Dataset items:
---
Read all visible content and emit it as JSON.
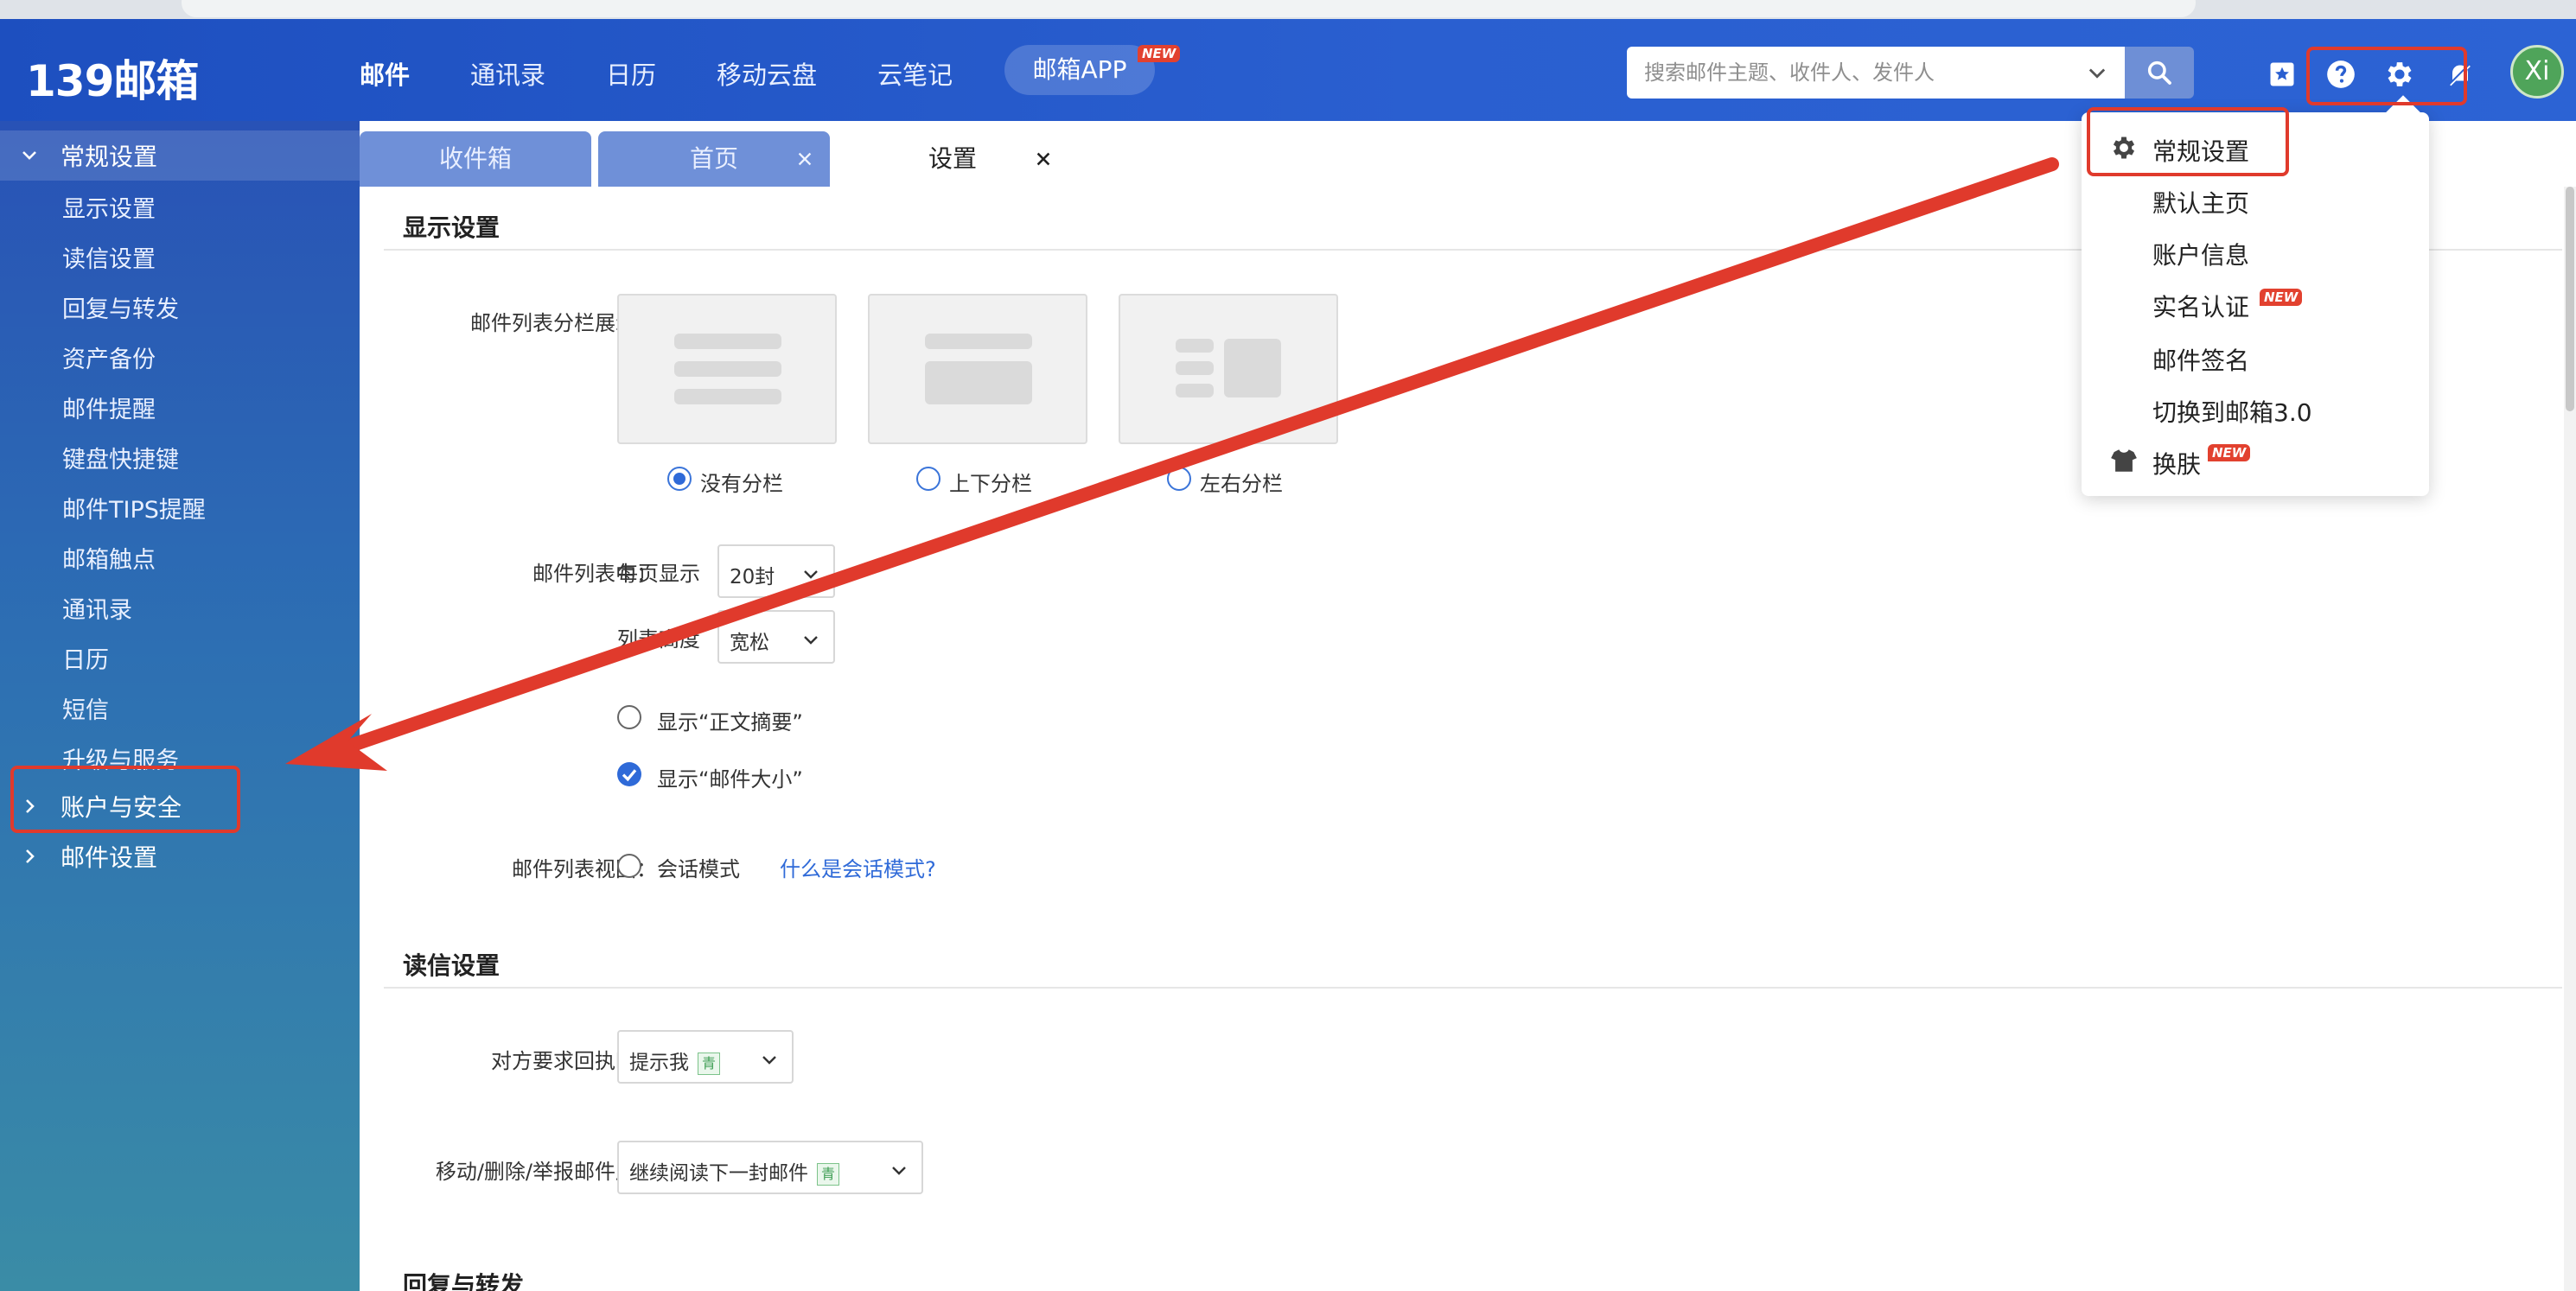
{
  "app": {
    "logo_text": "139邮箱",
    "user_initials": "Xi"
  },
  "nav": {
    "items": [
      "邮件",
      "通讯录",
      "日历",
      "移动云盘",
      "云笔记"
    ],
    "app_button": "邮箱APP",
    "app_badge": "NEW"
  },
  "search": {
    "placeholder": "搜索邮件主题、收件人、发件人"
  },
  "sidebar": {
    "general_section": "常规设置",
    "items": [
      "显示设置",
      "读信设置",
      "回复与转发",
      "资产备份",
      "邮件提醒",
      "键盘快捷键",
      "邮件TIPS提醒",
      "邮箱触点",
      "通讯录",
      "日历",
      "短信",
      "升级与服务"
    ],
    "account_section": "账户与安全",
    "mail_section": "邮件设置"
  },
  "tabs": [
    {
      "label": "收件箱"
    },
    {
      "label": "首页"
    },
    {
      "label": "设置"
    }
  ],
  "display": {
    "title": "显示设置",
    "split_label": "邮件列表分栏展示：",
    "split_options": [
      "没有分栏",
      "上下分栏",
      "左右分栏"
    ],
    "list_label": "邮件列表中：",
    "per_page_label": "每页显示",
    "per_page_value": "20封",
    "row_height_label": "列表高度",
    "row_height_value": "宽松",
    "show_summary": "显示“正文摘要”",
    "show_size": "显示“邮件大小”",
    "view_label": "邮件列表视图：",
    "view_option": "会话模式",
    "view_help_link": "什么是会话模式?"
  },
  "reading": {
    "title": "读信设置",
    "receipt_label": "对方要求回执时：",
    "receipt_value": "提示我",
    "after_move_label": "移动/删除/举报邮件后：",
    "after_move_value": "继续阅读下一封邮件",
    "vip_tag": "青"
  },
  "reply": {
    "title": "回复与转发"
  },
  "dropdown": {
    "items": [
      "常规设置",
      "默认主页",
      "账户信息",
      "实名认证",
      "邮件签名",
      "切换到邮箱3.0",
      "换肤"
    ],
    "badge": "NEW"
  },
  "colors": {
    "header": "#2a5fd0",
    "annotation": "#e03a2c",
    "accent": "#2f6ad8"
  }
}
---
Copy out all the data exactly; skip the pictures.

Read all visible content and emit it as JSON.
{
  "app": {
    "logo_text": "139邮箱",
    "user_initials": "Xi"
  },
  "nav": {
    "items": [
      "邮件",
      "通讯录",
      "日历",
      "移动云盘",
      "云笔记"
    ],
    "app_button": "邮箱APP",
    "app_badge": "NEW"
  },
  "search": {
    "placeholder": "搜索邮件主题、收件人、发件人"
  },
  "sidebar": {
    "general_section": "常规设置",
    "items": [
      "显示设置",
      "读信设置",
      "回复与转发",
      "资产备份",
      "邮件提醒",
      "键盘快捷键",
      "邮件TIPS提醒",
      "邮箱触点",
      "通讯录",
      "日历",
      "短信",
      "升级与服务"
    ],
    "account_section": "账户与安全",
    "mail_section": "邮件设置"
  },
  "tabs": [
    {
      "label": "收件箱"
    },
    {
      "label": "首页"
    },
    {
      "label": "设置"
    }
  ],
  "display": {
    "title": "显示设置",
    "split_label": "邮件列表分栏展示：",
    "split_options": [
      "没有分栏",
      "上下分栏",
      "左右分栏"
    ],
    "list_label": "邮件列表中：",
    "per_page_label": "每页显示",
    "per_page_value": "20封",
    "row_height_label": "列表高度",
    "row_height_value": "宽松",
    "show_summary": "显示“正文摘要”",
    "show_size": "显示“邮件大小”",
    "view_label": "邮件列表视图：",
    "view_option": "会话模式",
    "view_help_link": "什么是会话模式?"
  },
  "reading": {
    "title": "读信设置",
    "receipt_label": "对方要求回执时：",
    "receipt_value": "提示我",
    "after_move_label": "移动/删除/举报邮件后：",
    "after_move_value": "继续阅读下一封邮件",
    "vip_tag": "青"
  },
  "reply": {
    "title": "回复与转发"
  },
  "dropdown": {
    "items": [
      "常规设置",
      "默认主页",
      "账户信息",
      "实名认证",
      "邮件签名",
      "切换到邮箱3.0",
      "换肤"
    ],
    "badge": "NEW"
  },
  "colors": {
    "header": "#2a5fd0",
    "annotation": "#e03a2c",
    "accent": "#2f6ad8"
  }
}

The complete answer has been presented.